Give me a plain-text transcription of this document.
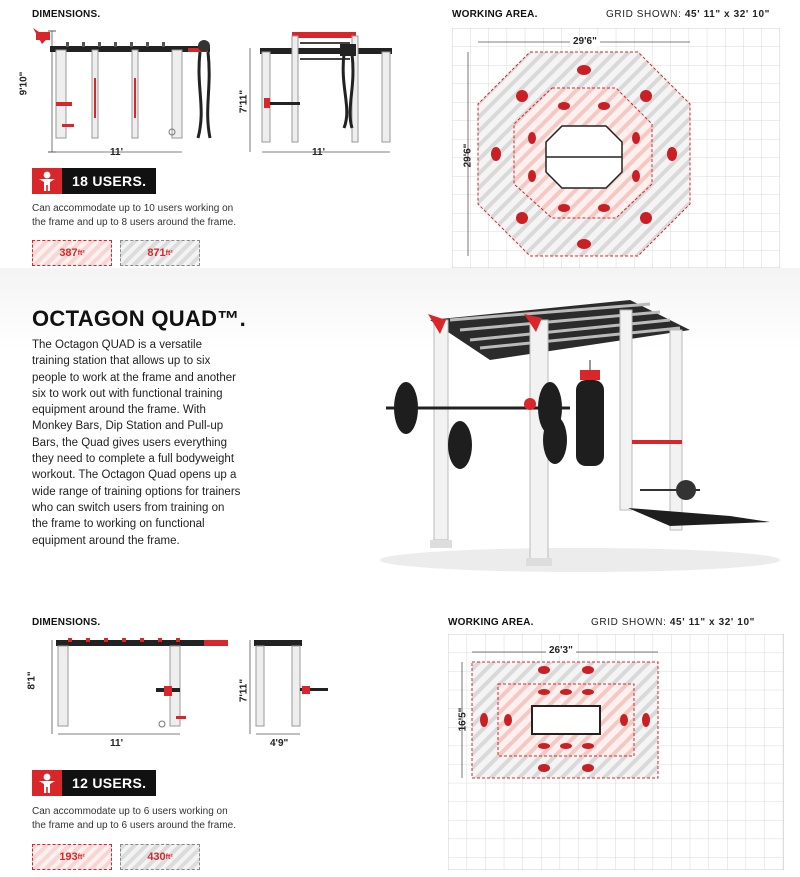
DIMENSIONS.	WORKING AREA.	GRID SHOWN: 45' 11" x 32' 10"
9'10"
11'
7'11"
11'
18 USERS.
Can accommodate up to 10 users working on the frame and up to 8 users around the frame.
387 ft²	871 ft²
29'6"
29'6"
OCTAGON QUAD™.
The Octagon QUAD is a versatile training station that allows up to six people to work at the frame and another six to work out with functional training equipment around the frame. With Monkey Bars, Dip Station and Pull-up Bars, the Quad gives users everything they need to complete a full bodyweight workout. The Octagon Quad opens up a wide range of training options for trainers who can switch users from training on the frame to working on functional equipment around the frame.
DIMENSIONS.	WORKING AREA.	GRID SHOWN: 45' 11" x 32' 10"
8'1"
11'
7'11"
4'9"
12 USERS.
Can accommodate up to 6 users working on the frame and up to 6 users around the frame.
193 ft²	430 ft²
26'3"
16'5"
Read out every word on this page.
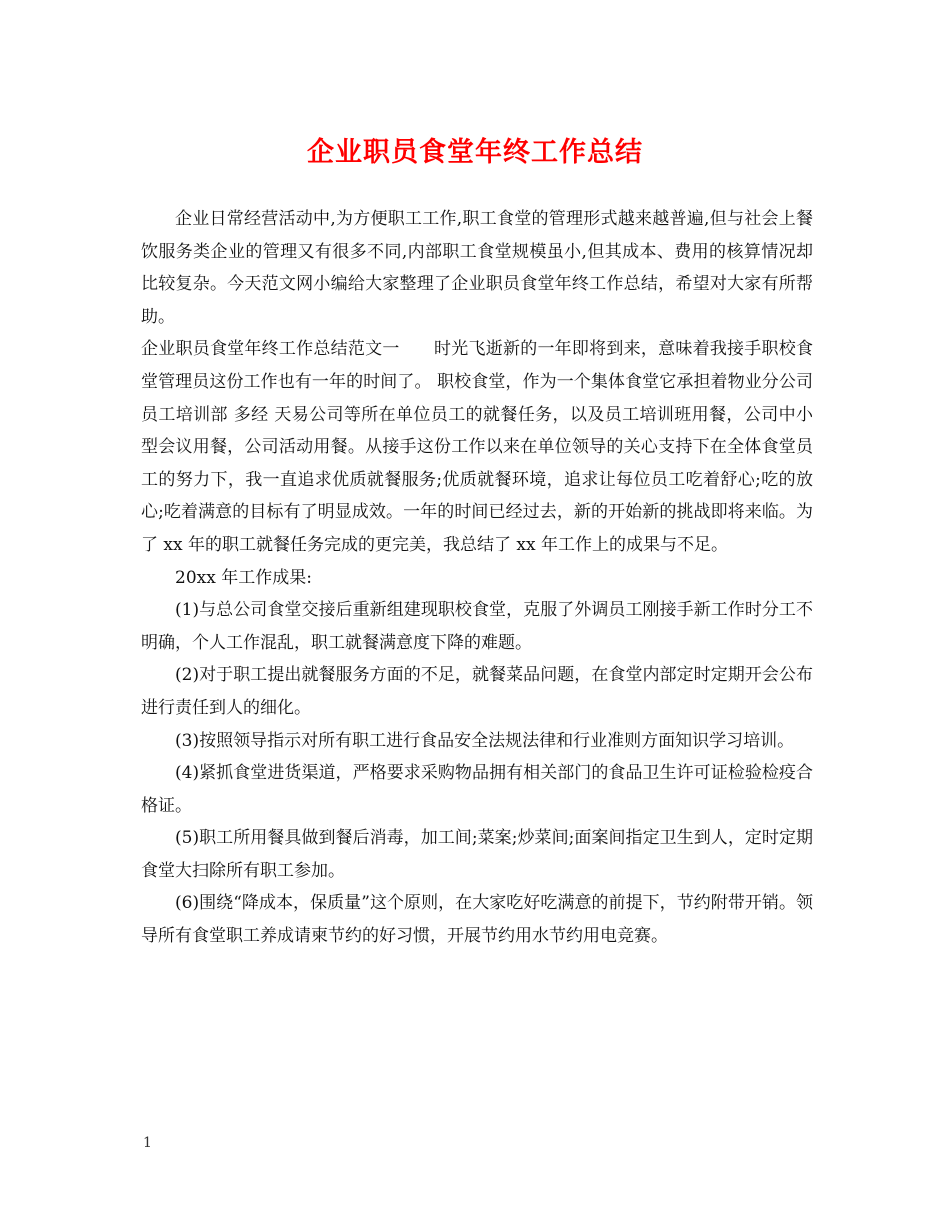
企业职员食堂年终工作总结

企业日常经营活动中,为方便职工工作,职工食堂的管理形式越来越普遍,但与社会上餐饮服务类企业的管理又有很多不同,内部职工食堂规模虽小,但其成本、费用的核算情况却比较复杂。今天范文网小编给大家整理了企业职员食堂年终工作总结，希望对大家有所帮助。

企业职员食堂年终工作总结范文一　　时光飞逝新的一年即将到来，意味着我接手职校食堂管理员这份工作也有一年的时间了。 职校食堂，作为一个集体食堂它承担着物业分公司 员工培训部 多经 天易公司等所在单位员工的就餐任务，以及员工培训班用餐，公司中小型会议用餐，公司活动用餐。从接手这份工作以来在单位领导的关心支持下在全体食堂员工的努力下，我一直追求优质就餐服务;优质就餐环境，追求让每位员工吃着舒心;吃的放心;吃着满意的目标有了明显成效。一年的时间已经过去，新的开始新的挑战即将来临。为了 xx 年的职工就餐任务完成的更完美，我总结了 xx 年工作上的成果与不足。

20xx 年工作成果:

(1)与总公司食堂交接后重新组建现职校食堂，克服了外调员工刚接手新工作时分工不明确，个人工作混乱，职工就餐满意度下降的难题。

(2)对于职工提出就餐服务方面的不足，就餐菜品问题，在食堂内部定时定期开会公布 进行责任到人的细化。

(3)按照领导指示对所有职工进行食品安全法规法律和行业准则方面知识学习培训。

(4)紧抓食堂进货渠道，严格要求采购物品拥有相关部门的食品卫生许可证检验检疫合格证。

(5)职工所用餐具做到餐后消毒，加工间;菜案;炒菜间;面案间指定卫生到人，定时定期食堂大扫除所有职工参加。

(6)围绕“降成本，保质量”这个原则，在大家吃好吃满意的前提下，节约附带开销。领导所有食堂职工养成请柬节约的好习惯，开展节约用水节约用电竞赛。

1
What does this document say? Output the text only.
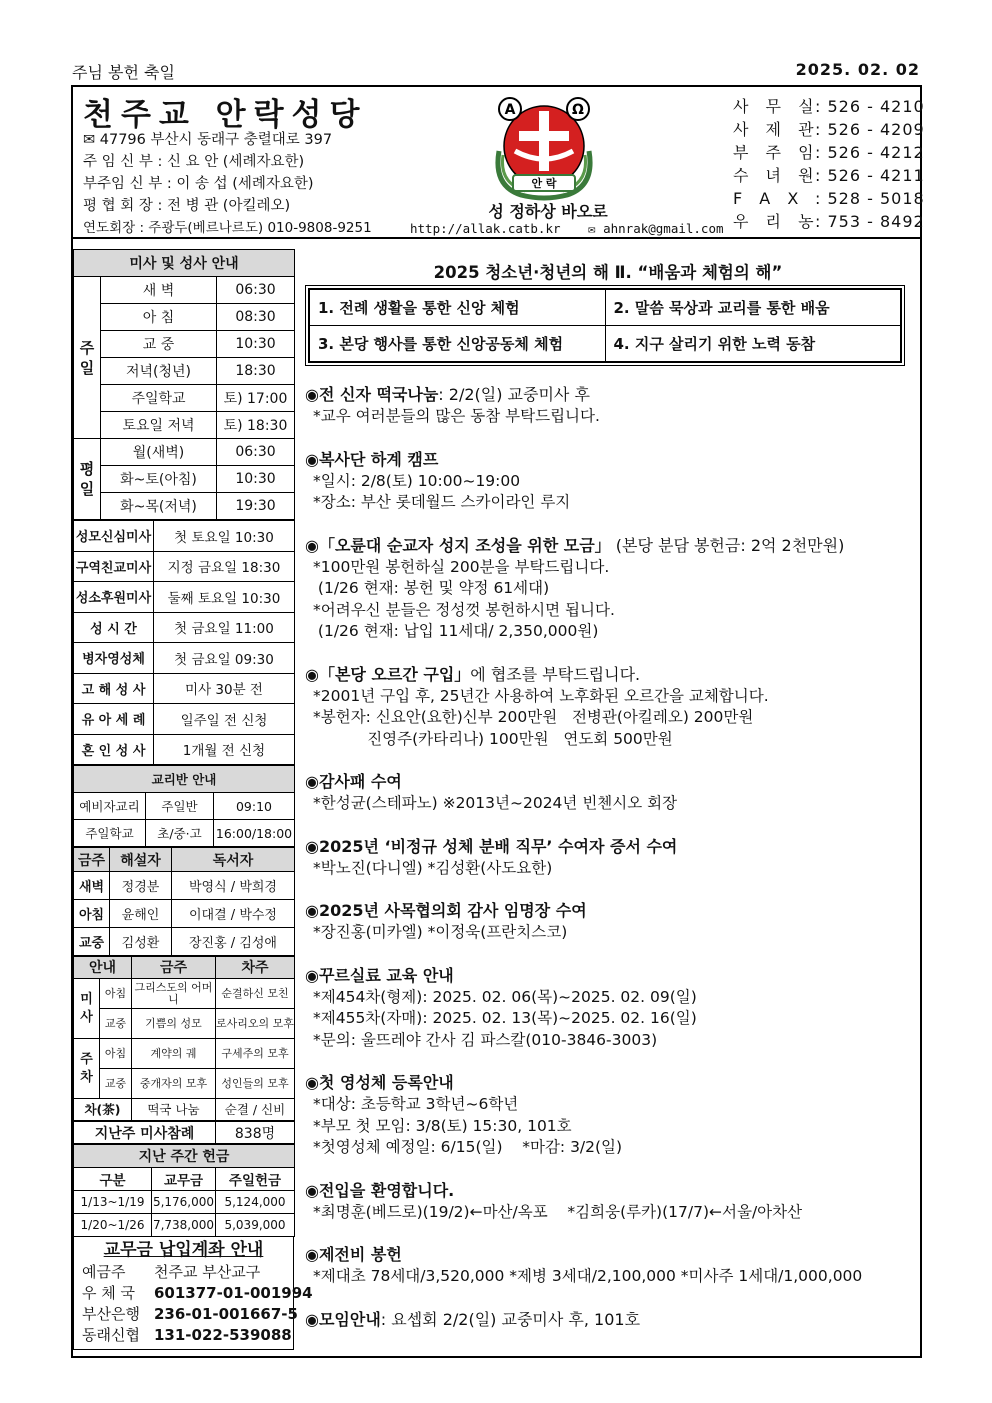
주님 봉헌 축일	2025. 02. 02
천주교 안락성당
✉ 47796 부산시 동래구 충렬대로 397
주 임 신 부 : 신 요 안 (세례자요한)
부주임 신 부 : 이 송 섭 (세례자요한)
평 협 회 장 : 전 병 관 (아킬레오)
연도회장 : 주광두(베르나르도) 010-9808-9251
A	Ω
안 락
성 정하상 바오로
http://allak.catb.kr ✉ ahnrak@gmail.com
사 무 실: 526 - 4210
사 제 관: 526 - 4209
부 주 임: 526 - 4212
수 녀 원: 526 - 4211
F A X : 528 - 5018
우 리 농: 753 - 8492
미사 및 성사 안내		
주 일	새 벽	06:30
	아 침	08:30
	교 중	10:30
	저녁(청년)	18:30
	주일학교	토) 17:00
	토요일 저녁	토) 18:30
평 일	월(새벽)	06:30
	화~토(아침)	10:30
	화~목(저녁)	19:30
성모신심미사	첫 토요일 10:30
구역친교미사	지정 금요일 18:30
성소후원미사	둘째 토요일 10:30
성 시 간	첫 금요일 11:00
병자영성체	첫 금요일 09:30
고 해 성 사	미사 30분 전
유 아 세 례	일주일 전 신청
혼 인 성 사	1개월 전 신청
교리반 안내		
예비자교리	주일반	09:10
주일학교	초/중·고	16:00/18:00
금주	해설자	독서자
새벽	정경분	박영식 / 박희경
아침	윤해인	이대결 / 박수정
교중	김성환	장진홍 / 김성애
안내		금주	차주
미 사	아침	그리스도의 어머니	순결하신 모친
	교중	기쁨의 성모	로사리오의 모후
주 차	아침	계약의 궤	구세주의 모후
	교중	중개자의 모후	성인들의 모후
차(茶)		떡국 나눔	순결 / 신비
지난주 미사참례	838명
지난 주간 헌금		
구분	교무금	주일헌금
1/13~1/19	5,176,000	5,124,000
1/20~1/26	7,738,000	5,039,000
교무금 납입계좌 안내
예금주 천주교 부산교구
우 체 국 601377-01-001994
부산은행 236-01-001667-5
동래신협 131-022-539088
2025 청소년·청년의 해 Ⅱ. “배움과 체험의 해”
1. 전례 생활을 통한 신앙 체험	2. 말씀 묵상과 교리를 통한 배움
3. 본당 행사를 통한 신앙공동체 체험	4. 지구 살리기 위한 노력 동참
◉전 신자 떡국나눔: 2/2(일) 교중미사 후
*교우 여러분들의 많은 동참 부탁드립니다.
◉복사단 하계 캠프
*일시: 2/8(토) 10:00~19:00
*장소: 부산 롯데월드 스카이라인 루지
◉「오륜대 순교자 성지 조성을 위한 모금」 (본당 분담 봉헌금: 2억 2천만원)
*100만원 봉헌하실 200분을 부탁드립니다.
(1/26 현재: 봉헌 및 약정 61세대)
*어려우신 분들은 정성껏 봉헌하시면 됩니다.
(1/26 현재: 납입 11세대/ 2,350,000원)
◉「본당 오르간 구입」에 협조를 부탁드립니다.
*2001년 구입 후, 25년간 사용하여 노후화된 오르간을 교체합니다.
*봉헌자: 신요안(요한)신부 200만원   전병관(아킬레오) 200만원
진영주(카타리나) 100만원   연도회 500만원
◉감사패 수여
*한성균(스테파노) ※2013년~2024년 빈첸시오 회장
◉2025년 ‘비정규 성체 분배 직무’ 수여자 증서 수여
*박노진(다니엘) *김성환(사도요한)
◉2025년 사목협의회 감사 임명장 수여
*장진홍(미카엘) *이정욱(프란치스코)
◉꾸르실료 교육 안내
*제454차(형제): 2025. 02. 06(목)~2025. 02. 09(일)
*제455차(자매): 2025. 02. 13(목)~2025. 02. 16(일)
*문의: 울뜨레야 간사 김 파스칼(010-3846-3003)
◉첫 영성체 등록안내
*대상: 초등학교 3학년~6학년
*부모 첫 모임: 3/8(토) 15:30, 101호
*첫영성체 예정일: 6/15(일)    *마감: 3/2(일)
◉전입을 환영합니다.
*최명훈(베드로)(19/2)←마산/옥포    *김희웅(루카)(17/7)←서울/아차산
◉제전비 봉헌
*제대초 78세대/3,520,000 *제병 3세대/2,100,000 *미사주 1세대/1,000,000
◉모임안내: 요셉회 2/2(일) 교중미사 후, 101호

= What you have to do =
Without the pictures, restate all the entries above exactly.

= Solution to this exercise =
Give me a plain-text transcription of this document.
DIMENSIONS.	WORKING AREA.	GRID SHOWN: 45' 11" x 32' 10"
9'10"
11'
7'11"
11'
18 USERS.
Can accommodate up to 10 users working on the frame and up to 8 users around the frame.
387 ft²	871 ft²
29'6"
29'6"
OCTAGON QUAD™.
The Octagon QUAD is a versatile training station that allows up to six people to work at the frame and another six to work out with functional training equipment around the frame. With Monkey Bars, Dip Station and Pull-up Bars, the Quad gives users everything they need to complete a full bodyweight workout. The Octagon Quad opens up a wide range of training options for trainers who can switch users from training on the frame to working on functional equipment around the frame.
DIMENSIONS.	WORKING AREA.	GRID SHOWN: 45' 11" x 32' 10"
8'1"
11'
7'11"
4'9"
12 USERS.
Can accommodate up to 6 users working on the frame and up to 6 users around the frame.
193 ft²	430 ft²
26'3"
16'5"
Read out every word on this page.
企业职员食堂年终工作总结

企业日常经营活动中,为方便职工工作,职工食堂的管理形式越来越普遍,但与社会上餐饮服务类企业的管理又有很多不同,内部职工食堂规模虽小,但其成本、费用的核算情况却比较复杂。今天范文网小编给大家整理了企业职员食堂年终工作总结，希望对大家有所帮助。

企业职员食堂年终工作总结范文一　　时光飞逝新的一年即将到来，意味着我接手职校食堂管理员这份工作也有一年的时间了。 职校食堂，作为一个集体食堂它承担着物业分公司 员工培训部 多经 天易公司等所在单位员工的就餐任务，以及员工培训班用餐，公司中小型会议用餐，公司活动用餐。从接手这份工作以来在单位领导的关心支持下在全体食堂员工的努力下，我一直追求优质就餐服务;优质就餐环境，追求让每位员工吃着舒心;吃的放心;吃着满意的目标有了明显成效。一年的时间已经过去，新的开始新的挑战即将来临。为了 xx 年的职工就餐任务完成的更完美，我总结了 xx 年工作上的成果与不足。

20xx 年工作成果:

(1)与总公司食堂交接后重新组建现职校食堂，克服了外调员工刚接手新工作时分工不明确，个人工作混乱，职工就餐满意度下降的难题。

(2)对于职工提出就餐服务方面的不足，就餐菜品问题，在食堂内部定时定期开会公布 进行责任到人的细化。

(3)按照领导指示对所有职工进行食品安全法规法律和行业准则方面知识学习培训。

(4)紧抓食堂进货渠道，严格要求采购物品拥有相关部门的食品卫生许可证检验检疫合格证。

(5)职工所用餐具做到餐后消毒，加工间;菜案;炒菜间;面案间指定卫生到人，定时定期食堂大扫除所有职工参加。

(6)围绕“降成本，保质量”这个原则，在大家吃好吃满意的前提下，节约附带开销。领导所有食堂职工养成请柬节约的好习惯，开展节约用水节约用电竞赛。

1
What does this document say? Output the text only.
주님 봉헌 축일	2025. 02. 02
천주교 안락성당
✉ 47796 부산시 동래구 충렬대로 397
주 임 신 부 : 신 요 안 (세례자요한)
부주임 신 부 : 이 송 섭 (세례자요한)
평 협 회 장 : 전 병 관 (아킬레오)
연도회장 : 주광두(베르나르도) 010-9808-9251
A	Ω
안 락
성 정하상 바오로
http://allak.catb.kr ✉ ahnrak@gmail.com
사 무 실: 526 - 4210
사 제 관: 526 - 4209
부 주 임: 526 - 4212
수 녀 원: 526 - 4211
F A X : 528 - 5018
우 리 농: 753 - 8492
미사 및 성사 안내		
주 일	새 벽	06:30
	아 침	08:30
	교 중	10:30
	저녁(청년)	18:30
	주일학교	토) 17:00
	토요일 저녁	토) 18:30
평 일	월(새벽)	06:30
	화~토(아침)	10:30
	화~목(저녁)	19:30
성모신심미사	첫 토요일 10:30
구역친교미사	지정 금요일 18:30
성소후원미사	둘째 토요일 10:30
성 시 간	첫 금요일 11:00
병자영성체	첫 금요일 09:30
고 해 성 사	미사 30분 전
유 아 세 례	일주일 전 신청
혼 인 성 사	1개월 전 신청
교리반 안내		
예비자교리	주일반	09:10
주일학교	초/중·고	16:00/18:00
금주	해설자	독서자
새벽	정경분	박영식 / 박희경
아침	윤해인	이대결 / 박수정
교중	김성환	장진홍 / 김성애
안내		금주	차주
미 사	아침	그리스도의 어머니	순결하신 모친
	교중	기쁨의 성모	로사리오의 모후
주 차	아침	계약의 궤	구세주의 모후
	교중	중개자의 모후	성인들의 모후
차(茶)		떡국 나눔	순결 / 신비
지난주 미사참례	838명
지난 주간 헌금		
구분	교무금	주일헌금
1/13~1/19	5,176,000	5,124,000
1/20~1/26	7,738,000	5,039,000
교무금 납입계좌 안내
예금주 천주교 부산교구
우 체 국 601377-01-001994
부산은행 236-01-001667-5
동래신협 131-022-539088
2025 청소년·청년의 해 Ⅱ. “배움과 체험의 해”
1. 전례 생활을 통한 신앙 체험	2. 말씀 묵상과 교리를 통한 배움
3. 본당 행사를 통한 신앙공동체 체험	4. 지구 살리기 위한 노력 동참
◉전 신자 떡국나눔: 2/2(일) 교중미사 후
*교우 여러분들의 많은 동참 부탁드립니다.
◉복사단 하계 캠프
*일시: 2/8(토) 10:00~19:00
*장소: 부산 롯데월드 스카이라인 루지
◉「오륜대 순교자 성지 조성을 위한 모금」 (본당 분담 봉헌금: 2억 2천만원)
*100만원 봉헌하실 200분을 부탁드립니다.
(1/26 현재: 봉헌 및 약정 61세대)
*어려우신 분들은 정성껏 봉헌하시면 됩니다.
(1/26 현재: 납입 11세대/ 2,350,000원)
◉「본당 오르간 구입」에 협조를 부탁드립니다.
*2001년 구입 후, 25년간 사용하여 노후화된 오르간을 교체합니다.
*봉헌자: 신요안(요한)신부 200만원   전병관(아킬레오) 200만원
진영주(카타리나) 100만원   연도회 500만원
◉감사패 수여
*한성균(스테파노) ※2013년~2024년 빈첸시오 회장
◉2025년 ‘비정규 성체 분배 직무’ 수여자 증서 수여
*박노진(다니엘) *김성환(사도요한)
◉2025년 사목협의회 감사 임명장 수여
*장진홍(미카엘) *이정욱(프란치스코)
◉꾸르실료 교육 안내
*제454차(형제): 2025. 02. 06(목)~2025. 02. 09(일)
*제455차(자매): 2025. 02. 13(목)~2025. 02. 16(일)
*문의: 울뜨레야 간사 김 파스칼(010-3846-3003)
◉첫 영성체 등록안내
*대상: 초등학교 3학년~6학년
*부모 첫 모임: 3/8(토) 15:30, 101호
*첫영성체 예정일: 6/15(일)    *마감: 3/2(일)
◉전입을 환영합니다.
*최명훈(베드로)(19/2)←마산/옥포    *김희웅(루카)(17/7)←서울/아차산
◉제전비 봉헌
*제대초 78세대/3,520,000 *제병 3세대/2,100,000 *미사주 1세대/1,000,000
◉모임안내: 요셉회 2/2(일) 교중미사 후, 101호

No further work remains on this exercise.